— What the task requires —
Return each line of the entries that holds the string "Condition".

— Supplied records —
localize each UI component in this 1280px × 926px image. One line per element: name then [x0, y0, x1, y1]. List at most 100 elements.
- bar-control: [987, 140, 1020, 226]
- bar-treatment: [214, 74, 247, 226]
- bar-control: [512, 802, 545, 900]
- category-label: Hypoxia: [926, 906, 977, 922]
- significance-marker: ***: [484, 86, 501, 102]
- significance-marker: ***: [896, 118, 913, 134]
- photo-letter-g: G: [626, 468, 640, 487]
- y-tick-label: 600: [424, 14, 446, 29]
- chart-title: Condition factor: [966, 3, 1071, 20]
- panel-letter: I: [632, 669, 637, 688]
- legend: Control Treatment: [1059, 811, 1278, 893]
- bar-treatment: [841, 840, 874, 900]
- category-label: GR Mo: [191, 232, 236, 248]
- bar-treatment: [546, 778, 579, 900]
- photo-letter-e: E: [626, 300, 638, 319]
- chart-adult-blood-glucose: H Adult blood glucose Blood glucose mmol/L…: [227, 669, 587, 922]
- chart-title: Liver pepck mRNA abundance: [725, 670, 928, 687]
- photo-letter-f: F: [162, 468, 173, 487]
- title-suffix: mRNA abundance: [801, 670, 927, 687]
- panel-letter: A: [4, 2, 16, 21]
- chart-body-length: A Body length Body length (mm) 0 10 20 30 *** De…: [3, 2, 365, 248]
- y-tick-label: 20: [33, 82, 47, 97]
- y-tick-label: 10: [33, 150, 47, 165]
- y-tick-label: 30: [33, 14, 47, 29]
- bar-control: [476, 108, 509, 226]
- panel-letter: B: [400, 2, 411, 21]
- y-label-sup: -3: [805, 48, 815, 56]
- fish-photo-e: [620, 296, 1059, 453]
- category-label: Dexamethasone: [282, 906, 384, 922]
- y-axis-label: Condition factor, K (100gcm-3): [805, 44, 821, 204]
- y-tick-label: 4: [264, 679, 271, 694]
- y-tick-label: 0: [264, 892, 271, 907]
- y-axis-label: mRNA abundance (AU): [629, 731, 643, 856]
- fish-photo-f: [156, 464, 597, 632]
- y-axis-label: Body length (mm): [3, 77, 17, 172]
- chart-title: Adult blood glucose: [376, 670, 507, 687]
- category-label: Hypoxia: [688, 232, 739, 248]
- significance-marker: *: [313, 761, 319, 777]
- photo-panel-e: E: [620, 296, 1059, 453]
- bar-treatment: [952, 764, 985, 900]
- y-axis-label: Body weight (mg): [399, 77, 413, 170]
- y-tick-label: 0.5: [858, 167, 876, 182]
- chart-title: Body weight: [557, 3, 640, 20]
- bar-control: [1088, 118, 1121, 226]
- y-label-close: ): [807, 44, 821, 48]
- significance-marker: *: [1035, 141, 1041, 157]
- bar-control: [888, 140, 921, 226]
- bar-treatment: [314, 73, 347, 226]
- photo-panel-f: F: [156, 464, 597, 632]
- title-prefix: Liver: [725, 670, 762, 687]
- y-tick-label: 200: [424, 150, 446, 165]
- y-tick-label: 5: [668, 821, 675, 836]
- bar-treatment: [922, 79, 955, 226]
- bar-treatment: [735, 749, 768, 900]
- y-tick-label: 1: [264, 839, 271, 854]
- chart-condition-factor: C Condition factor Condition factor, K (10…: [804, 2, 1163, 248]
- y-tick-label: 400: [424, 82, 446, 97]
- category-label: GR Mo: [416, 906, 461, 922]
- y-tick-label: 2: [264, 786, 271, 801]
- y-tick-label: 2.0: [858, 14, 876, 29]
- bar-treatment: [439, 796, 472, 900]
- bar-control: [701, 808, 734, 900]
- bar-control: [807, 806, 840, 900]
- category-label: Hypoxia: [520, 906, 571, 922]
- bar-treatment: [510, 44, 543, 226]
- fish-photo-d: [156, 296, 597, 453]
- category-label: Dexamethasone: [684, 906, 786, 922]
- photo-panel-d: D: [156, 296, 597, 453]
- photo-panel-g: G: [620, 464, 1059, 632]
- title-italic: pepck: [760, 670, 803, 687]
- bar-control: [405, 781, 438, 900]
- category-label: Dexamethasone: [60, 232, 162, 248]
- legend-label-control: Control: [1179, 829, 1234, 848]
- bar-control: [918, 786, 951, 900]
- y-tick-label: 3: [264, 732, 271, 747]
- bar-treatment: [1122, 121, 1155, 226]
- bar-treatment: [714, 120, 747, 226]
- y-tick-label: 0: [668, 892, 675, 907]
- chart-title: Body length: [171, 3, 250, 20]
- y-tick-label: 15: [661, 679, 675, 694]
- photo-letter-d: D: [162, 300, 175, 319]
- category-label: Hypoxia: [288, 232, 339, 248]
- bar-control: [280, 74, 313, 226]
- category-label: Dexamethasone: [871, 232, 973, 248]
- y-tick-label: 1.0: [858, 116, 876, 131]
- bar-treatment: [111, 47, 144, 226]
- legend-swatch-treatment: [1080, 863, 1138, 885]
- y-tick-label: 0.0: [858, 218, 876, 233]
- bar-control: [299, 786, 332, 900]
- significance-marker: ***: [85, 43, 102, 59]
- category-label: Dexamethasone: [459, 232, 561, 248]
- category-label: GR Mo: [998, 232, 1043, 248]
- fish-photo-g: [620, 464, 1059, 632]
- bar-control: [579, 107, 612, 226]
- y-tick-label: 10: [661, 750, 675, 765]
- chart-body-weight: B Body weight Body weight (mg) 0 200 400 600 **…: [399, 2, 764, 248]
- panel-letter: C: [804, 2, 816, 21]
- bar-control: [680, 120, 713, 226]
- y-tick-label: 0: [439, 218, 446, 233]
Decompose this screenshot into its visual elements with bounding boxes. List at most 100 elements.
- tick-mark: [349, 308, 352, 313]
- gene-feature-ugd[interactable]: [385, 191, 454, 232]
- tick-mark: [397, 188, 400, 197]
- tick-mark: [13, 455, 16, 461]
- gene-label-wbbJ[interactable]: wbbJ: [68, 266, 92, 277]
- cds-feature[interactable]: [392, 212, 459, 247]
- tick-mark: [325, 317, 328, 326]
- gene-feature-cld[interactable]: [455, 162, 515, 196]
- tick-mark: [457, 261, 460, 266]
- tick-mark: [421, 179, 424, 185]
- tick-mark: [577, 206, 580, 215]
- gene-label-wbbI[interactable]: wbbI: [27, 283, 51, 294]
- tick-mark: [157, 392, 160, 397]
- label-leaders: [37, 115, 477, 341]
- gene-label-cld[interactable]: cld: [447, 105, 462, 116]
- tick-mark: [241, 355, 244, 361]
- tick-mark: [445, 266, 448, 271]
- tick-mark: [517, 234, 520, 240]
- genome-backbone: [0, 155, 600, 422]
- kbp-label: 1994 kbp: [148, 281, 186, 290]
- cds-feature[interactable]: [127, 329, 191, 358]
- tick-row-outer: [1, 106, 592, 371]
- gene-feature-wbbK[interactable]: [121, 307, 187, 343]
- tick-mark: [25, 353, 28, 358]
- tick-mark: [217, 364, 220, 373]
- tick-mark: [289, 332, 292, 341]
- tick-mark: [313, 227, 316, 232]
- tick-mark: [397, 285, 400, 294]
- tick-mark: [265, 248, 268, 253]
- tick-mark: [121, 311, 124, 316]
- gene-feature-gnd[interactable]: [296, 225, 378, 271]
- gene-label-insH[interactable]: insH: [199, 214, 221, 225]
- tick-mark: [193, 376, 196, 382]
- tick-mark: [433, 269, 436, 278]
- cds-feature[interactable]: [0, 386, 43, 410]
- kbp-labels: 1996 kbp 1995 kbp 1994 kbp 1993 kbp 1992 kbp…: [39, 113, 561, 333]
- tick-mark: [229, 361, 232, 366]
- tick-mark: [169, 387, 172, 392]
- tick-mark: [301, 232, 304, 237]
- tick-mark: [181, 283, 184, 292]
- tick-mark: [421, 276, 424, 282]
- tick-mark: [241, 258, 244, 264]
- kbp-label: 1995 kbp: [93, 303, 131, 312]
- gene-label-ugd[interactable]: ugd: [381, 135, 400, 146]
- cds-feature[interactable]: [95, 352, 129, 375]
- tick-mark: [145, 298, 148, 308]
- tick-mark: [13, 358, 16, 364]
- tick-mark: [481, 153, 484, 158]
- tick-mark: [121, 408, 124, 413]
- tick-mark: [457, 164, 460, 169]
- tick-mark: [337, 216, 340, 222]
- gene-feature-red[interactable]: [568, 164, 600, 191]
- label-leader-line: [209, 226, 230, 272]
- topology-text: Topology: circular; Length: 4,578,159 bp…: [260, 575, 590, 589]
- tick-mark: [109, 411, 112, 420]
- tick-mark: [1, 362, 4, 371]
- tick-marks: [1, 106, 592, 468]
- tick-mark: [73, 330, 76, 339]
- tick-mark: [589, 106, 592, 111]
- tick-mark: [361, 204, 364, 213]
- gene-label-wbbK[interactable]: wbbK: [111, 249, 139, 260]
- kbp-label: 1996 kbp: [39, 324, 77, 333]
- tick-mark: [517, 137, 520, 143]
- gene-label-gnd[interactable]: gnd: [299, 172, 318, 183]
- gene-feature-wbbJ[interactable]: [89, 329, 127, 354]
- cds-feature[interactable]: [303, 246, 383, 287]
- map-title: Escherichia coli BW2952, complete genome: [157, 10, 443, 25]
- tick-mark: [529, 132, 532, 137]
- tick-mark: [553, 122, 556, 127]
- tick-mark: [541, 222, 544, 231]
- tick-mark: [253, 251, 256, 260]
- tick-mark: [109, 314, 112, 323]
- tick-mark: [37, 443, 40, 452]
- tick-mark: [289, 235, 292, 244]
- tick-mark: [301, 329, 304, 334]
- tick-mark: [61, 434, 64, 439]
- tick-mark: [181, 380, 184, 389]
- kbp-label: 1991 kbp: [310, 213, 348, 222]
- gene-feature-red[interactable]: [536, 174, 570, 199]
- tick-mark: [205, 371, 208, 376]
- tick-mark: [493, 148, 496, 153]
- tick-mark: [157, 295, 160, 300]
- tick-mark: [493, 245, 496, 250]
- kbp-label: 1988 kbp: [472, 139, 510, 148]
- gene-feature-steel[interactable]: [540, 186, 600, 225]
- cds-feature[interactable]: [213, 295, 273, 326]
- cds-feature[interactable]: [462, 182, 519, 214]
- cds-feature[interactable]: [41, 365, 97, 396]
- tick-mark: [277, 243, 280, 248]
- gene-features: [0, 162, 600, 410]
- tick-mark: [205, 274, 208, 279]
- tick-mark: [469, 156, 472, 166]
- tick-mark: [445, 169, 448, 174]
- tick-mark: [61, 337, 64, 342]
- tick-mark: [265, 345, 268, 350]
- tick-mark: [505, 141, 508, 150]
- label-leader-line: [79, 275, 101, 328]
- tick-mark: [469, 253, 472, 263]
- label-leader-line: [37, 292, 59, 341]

— Result of the task —
- chart-title: Condition factor: [966, 3, 1071, 20]
- y-axis-label: Condition factor, K (100gcm-3): [805, 44, 821, 204]
- chart-condition-factor: C Condition factor Condition factor, K (10…: [804, 2, 1163, 248]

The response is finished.